YOUR OBJECTIVE
Go through the material and pull out every line with the string "贞观之治" in it.

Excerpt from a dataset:
^^^^
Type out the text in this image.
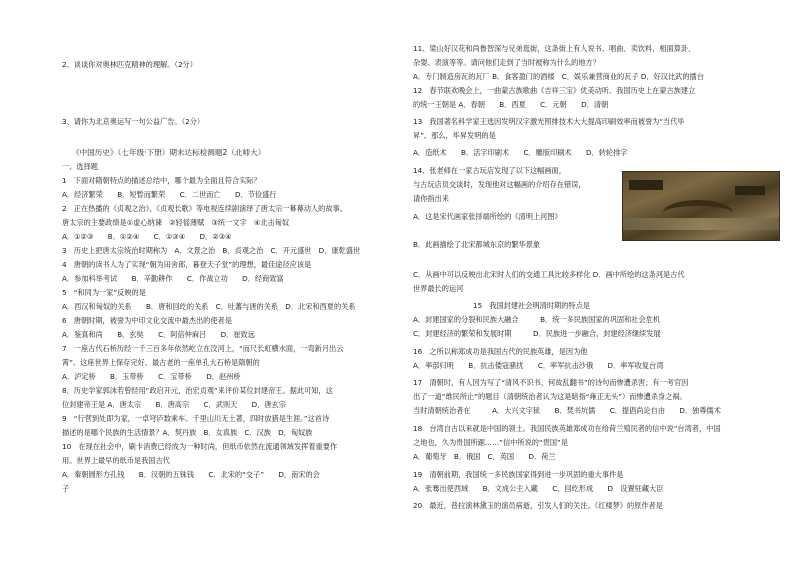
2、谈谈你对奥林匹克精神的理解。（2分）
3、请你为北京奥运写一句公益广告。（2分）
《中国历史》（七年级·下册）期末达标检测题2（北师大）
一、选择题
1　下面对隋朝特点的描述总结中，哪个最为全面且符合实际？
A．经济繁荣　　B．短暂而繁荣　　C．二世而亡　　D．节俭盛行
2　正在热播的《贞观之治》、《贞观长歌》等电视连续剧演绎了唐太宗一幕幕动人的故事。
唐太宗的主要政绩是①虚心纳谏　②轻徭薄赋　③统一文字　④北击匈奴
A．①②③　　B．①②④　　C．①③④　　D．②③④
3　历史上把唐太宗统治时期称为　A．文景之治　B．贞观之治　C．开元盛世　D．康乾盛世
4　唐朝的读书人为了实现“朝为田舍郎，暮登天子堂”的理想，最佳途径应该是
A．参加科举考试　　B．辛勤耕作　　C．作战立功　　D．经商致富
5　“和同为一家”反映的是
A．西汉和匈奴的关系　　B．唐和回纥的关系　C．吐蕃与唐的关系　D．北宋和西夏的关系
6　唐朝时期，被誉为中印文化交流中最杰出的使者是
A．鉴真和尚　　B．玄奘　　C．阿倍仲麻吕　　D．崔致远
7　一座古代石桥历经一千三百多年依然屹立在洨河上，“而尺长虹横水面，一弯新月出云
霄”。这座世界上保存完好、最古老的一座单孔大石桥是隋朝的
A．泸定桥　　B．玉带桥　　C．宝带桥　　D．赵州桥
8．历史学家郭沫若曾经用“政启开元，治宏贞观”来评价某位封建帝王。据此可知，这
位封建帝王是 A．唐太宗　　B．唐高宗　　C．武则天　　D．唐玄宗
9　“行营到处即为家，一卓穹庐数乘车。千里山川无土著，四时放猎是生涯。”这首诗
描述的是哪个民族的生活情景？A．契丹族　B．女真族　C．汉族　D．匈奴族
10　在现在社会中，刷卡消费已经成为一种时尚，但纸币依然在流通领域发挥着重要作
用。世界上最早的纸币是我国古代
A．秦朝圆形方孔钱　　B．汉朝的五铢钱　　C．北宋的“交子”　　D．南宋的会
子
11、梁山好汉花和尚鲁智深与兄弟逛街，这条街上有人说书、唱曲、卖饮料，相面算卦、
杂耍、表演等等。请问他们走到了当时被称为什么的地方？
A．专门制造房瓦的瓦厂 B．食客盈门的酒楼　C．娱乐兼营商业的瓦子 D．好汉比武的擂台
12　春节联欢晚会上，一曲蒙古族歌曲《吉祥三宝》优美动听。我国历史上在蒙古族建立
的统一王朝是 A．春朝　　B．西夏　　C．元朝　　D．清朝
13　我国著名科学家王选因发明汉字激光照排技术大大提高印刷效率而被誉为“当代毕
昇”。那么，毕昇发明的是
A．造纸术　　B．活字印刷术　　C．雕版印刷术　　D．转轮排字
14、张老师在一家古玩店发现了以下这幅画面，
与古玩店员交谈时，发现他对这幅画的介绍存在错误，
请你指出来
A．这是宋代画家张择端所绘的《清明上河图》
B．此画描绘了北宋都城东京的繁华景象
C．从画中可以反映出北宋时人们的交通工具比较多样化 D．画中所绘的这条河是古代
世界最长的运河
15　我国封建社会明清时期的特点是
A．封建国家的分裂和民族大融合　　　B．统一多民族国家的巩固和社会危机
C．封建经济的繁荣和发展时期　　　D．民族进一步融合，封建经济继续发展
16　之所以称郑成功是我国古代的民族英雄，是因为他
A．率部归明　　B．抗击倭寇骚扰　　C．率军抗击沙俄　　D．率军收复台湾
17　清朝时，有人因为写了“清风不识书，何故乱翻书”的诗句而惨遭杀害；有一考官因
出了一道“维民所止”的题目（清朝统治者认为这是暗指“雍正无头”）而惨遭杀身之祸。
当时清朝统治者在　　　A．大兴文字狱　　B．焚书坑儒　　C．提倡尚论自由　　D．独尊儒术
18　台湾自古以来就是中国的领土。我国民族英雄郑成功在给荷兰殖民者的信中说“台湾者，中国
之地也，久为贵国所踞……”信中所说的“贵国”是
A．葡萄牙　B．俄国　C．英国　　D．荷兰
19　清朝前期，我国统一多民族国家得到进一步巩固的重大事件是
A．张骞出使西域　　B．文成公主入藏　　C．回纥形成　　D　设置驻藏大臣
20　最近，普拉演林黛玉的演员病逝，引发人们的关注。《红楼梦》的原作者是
^^^^
COMPLETE ANSWER
2　正在热播的《贞观之治》、《贞观长歌》等电视连续剧演绎了唐太宗一幕幕动人的故事。
3　历史上把唐太宗统治时期称为　A．文景之治　B．贞观之治　C．开元盛世　D．康乾盛世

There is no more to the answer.